**TO DO**
All of the data below should be written out exactly.

[Stored records]
──────────────────────────────

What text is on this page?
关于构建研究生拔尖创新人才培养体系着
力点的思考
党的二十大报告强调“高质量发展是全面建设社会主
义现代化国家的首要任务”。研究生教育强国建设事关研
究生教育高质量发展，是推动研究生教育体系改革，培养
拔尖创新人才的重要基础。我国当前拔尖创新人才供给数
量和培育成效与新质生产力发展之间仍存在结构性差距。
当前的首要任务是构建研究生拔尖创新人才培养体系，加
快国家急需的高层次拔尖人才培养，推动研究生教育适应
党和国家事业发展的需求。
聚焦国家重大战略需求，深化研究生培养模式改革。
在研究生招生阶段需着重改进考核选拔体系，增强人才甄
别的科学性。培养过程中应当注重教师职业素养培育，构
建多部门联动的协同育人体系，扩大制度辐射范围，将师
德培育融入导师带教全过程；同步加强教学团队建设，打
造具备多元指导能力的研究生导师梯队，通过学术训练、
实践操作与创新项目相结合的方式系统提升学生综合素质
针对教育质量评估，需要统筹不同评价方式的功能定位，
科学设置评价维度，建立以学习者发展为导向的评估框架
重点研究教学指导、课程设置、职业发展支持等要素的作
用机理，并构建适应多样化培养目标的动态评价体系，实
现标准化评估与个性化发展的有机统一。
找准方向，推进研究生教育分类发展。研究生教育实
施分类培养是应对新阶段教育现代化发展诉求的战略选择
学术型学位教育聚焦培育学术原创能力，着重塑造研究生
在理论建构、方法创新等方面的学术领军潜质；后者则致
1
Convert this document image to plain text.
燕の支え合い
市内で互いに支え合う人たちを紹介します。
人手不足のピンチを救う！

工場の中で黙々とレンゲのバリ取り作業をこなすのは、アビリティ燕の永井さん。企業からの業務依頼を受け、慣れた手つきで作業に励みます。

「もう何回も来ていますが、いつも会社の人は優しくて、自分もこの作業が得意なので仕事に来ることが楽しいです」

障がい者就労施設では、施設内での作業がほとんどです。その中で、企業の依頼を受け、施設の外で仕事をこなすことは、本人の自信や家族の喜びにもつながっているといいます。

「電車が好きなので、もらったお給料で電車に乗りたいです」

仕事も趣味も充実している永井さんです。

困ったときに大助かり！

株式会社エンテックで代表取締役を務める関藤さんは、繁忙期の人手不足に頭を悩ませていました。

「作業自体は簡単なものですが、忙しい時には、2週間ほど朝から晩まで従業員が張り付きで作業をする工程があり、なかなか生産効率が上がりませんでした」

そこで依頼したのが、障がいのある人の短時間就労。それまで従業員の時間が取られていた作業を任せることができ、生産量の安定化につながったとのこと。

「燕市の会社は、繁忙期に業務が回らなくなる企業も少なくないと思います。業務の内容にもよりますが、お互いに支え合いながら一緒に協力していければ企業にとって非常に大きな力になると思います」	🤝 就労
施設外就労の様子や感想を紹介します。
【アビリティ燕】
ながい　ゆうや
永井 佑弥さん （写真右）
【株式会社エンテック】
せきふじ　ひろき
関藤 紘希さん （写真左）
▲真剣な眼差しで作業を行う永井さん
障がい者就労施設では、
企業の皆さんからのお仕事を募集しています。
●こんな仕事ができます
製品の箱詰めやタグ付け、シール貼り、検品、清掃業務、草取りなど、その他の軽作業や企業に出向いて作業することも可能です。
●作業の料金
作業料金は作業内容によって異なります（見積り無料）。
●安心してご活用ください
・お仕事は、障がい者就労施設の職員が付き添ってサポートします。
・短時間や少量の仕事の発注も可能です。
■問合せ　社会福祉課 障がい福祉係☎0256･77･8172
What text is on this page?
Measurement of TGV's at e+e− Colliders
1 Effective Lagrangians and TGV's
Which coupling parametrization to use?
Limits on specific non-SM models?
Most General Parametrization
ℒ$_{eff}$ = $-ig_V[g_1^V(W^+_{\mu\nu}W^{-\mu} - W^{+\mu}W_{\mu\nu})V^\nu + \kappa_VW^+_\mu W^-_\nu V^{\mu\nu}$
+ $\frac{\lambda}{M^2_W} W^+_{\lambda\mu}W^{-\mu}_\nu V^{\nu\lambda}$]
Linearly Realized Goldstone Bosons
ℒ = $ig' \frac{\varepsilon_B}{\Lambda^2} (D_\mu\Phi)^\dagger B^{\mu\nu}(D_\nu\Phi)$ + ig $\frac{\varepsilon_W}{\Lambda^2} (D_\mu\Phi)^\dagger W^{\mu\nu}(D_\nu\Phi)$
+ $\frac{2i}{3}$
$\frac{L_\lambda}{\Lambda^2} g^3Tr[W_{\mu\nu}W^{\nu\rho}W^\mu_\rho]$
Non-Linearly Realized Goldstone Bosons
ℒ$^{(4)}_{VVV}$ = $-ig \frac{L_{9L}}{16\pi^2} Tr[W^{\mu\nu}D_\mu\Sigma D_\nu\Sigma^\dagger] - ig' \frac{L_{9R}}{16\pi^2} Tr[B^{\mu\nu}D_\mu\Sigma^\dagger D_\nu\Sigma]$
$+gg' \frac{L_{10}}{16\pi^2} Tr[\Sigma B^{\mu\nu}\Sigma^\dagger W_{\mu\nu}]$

──────────────────────────────

**SOLUTION**
What text is on this page?
关于构建研究生拔尖创新人才培养体系着
力点的思考
党的二十大报告强调“高质量发展是全面建设社会主
义现代化国家的首要任务”。研究生教育强国建设事关研
究生教育高质量发展，是推动研究生教育体系改革，培养
拔尖创新人才的重要基础。我国当前拔尖创新人才供给数
量和培育成效与新质生产力发展之间仍存在结构性差距。
当前的首要任务是构建研究生拔尖创新人才培养体系，加
快国家急需的高层次拔尖人才培养，推动研究生教育适应
党和国家事业发展的需求。
聚焦国家重大战略需求，深化研究生培养模式改革。
在研究生招生阶段需着重改进考核选拔体系，增强人才甄
别的科学性。培养过程中应当注重教师职业素养培育，构
建多部门联动的协同育人体系，扩大制度辐射范围，将师
德培育融入导师带教全过程；同步加强教学团队建设，打
造具备多元指导能力的研究生导师梯队，通过学术训练、
实践操作与创新项目相结合的方式系统提升学生综合素质
针对教育质量评估，需要统筹不同评价方式的功能定位，
科学设置评价维度，建立以学习者发展为导向的评估框架
重点研究教学指导、课程设置、职业发展支持等要素的作
用机理，并构建适应多样化培养目标的动态评价体系，实
现标准化评估与个性化发展的有机统一。
找准方向，推进研究生教育分类发展。研究生教育实
施分类培养是应对新阶段教育现代化发展诉求的战略选择
学术型学位教育聚焦培育学术原创能力，着重塑造研究生
在理论建构、方法创新等方面的学术领军潜质；后者则致
1
Convert this document image to plain text.
燕の支え合い
市内で互いに支え合う人たちを紹介します。
人手不足のピンチを救う！

工場の中で黙々とレンゲのバリ取り作業をこなすのは、アビリティ燕の永井さん。企業からの業務依頼を受け、慣れた手つきで作業に励みます。

「もう何回も来ていますが、いつも会社の人は優しくて、自分もこの作業が得意なので仕事に来ることが楽しいです」

障がい者就労施設では、施設内での作業がほとんどです。その中で、企業の依頼を受け、施設の外で仕事をこなすことは、本人の自信や家族の喜びにもつながっているといいます。

「電車が好きなので、もらったお給料で電車に乗りたいです」

仕事も趣味も充実している永井さんです。

困ったときに大助かり！

株式会社エンテックで代表取締役を務める関藤さんは、繁忙期の人手不足に頭を悩ませていました。

「作業自体は簡単なものですが、忙しい時には、2週間ほど朝から晩まで従業員が張り付きで作業をする工程があり、なかなか生産効率が上がりませんでした」

そこで依頼したのが、障がいのある人の短時間就労。それまで従業員の時間が取られていた作業を任せることができ、生産量の安定化につながったとのこと。

「燕市の会社は、繁忙期に業務が回らなくなる企業も少なくないと思います。業務の内容にもよりますが、お互いに支え合いながら一緒に協力していければ企業にとって非常に大きな力になると思います」	🤝 就労
施設外就労の様子や感想を紹介します。
【アビリティ燕】
ながい　ゆうや
永井 佑弥さん （写真右）
【株式会社エンテック】
せきふじ　ひろき
関藤 紘希さん （写真左）
▲真剣な眼差しで作業を行う永井さん
障がい者就労施設では、
企業の皆さんからのお仕事を募集しています。
●こんな仕事ができます
製品の箱詰めやタグ付け、シール貼り、検品、清掃業務、草取りなど、その他の軽作業や企業に出向いて作業することも可能です。
●作業の料金
作業料金は作業内容によって異なります（見積り無料）。
●安心してご活用ください
・お仕事は、障がい者就労施設の職員が付き添ってサポートします。
・短時間や少量の仕事の発注も可能です。
■問合せ　社会福祉課 障がい福祉係☎0256･77･8172
What text is on this page?
Measurement of TGV's at e+e− Colliders
1 Effective Lagrangians and TGV's
Which coupling parametrization to use?
Limits on specific non-SM models?
Most General Parametrization
ℒ$_{eff}$ = $-ig_V[g_1^V(W^+_{\mu\nu}W^{-\mu} - W^{+\mu}W_{\mu\nu})V^\nu + \kappa_VW^+_\mu W^-_\nu V^{\mu\nu}$
+ $\frac{\lambda}{M^2_W} W^+_{\lambda\mu}W^{-\mu}_\nu V^{\nu\lambda}$]
Linearly Realized Goldstone Bosons
ℒ = $ig' \frac{\varepsilon_B}{\Lambda^2} (D_\mu\Phi)^\dagger B^{\mu\nu}(D_\nu\Phi)$ + ig $\frac{\varepsilon_W}{\Lambda^2} (D_\mu\Phi)^\dagger W^{\mu\nu}(D_\nu\Phi)$
+ $\frac{2i}{3}$
$\frac{L_\lambda}{\Lambda^2} g^3Tr[W_{\mu\nu}W^{\nu\rho}W^\mu_\rho]$
Non-Linearly Realized Goldstone Bosons
ℒ$^{(4)}_{VVV}$ = $-ig \frac{L_{9L}}{16\pi^2} Tr[W^{\mu\nu}D_\mu\Sigma D_\nu\Sigma^\dagger] - ig' \frac{L_{9R}}{16\pi^2} Tr[B^{\mu\nu}D_\mu\Sigma^\dagger D_\nu\Sigma]$
$+gg' \frac{L_{10}}{16\pi^2} Tr[\Sigma B^{\mu\nu}\Sigma^\dagger W_{\mu\nu}]$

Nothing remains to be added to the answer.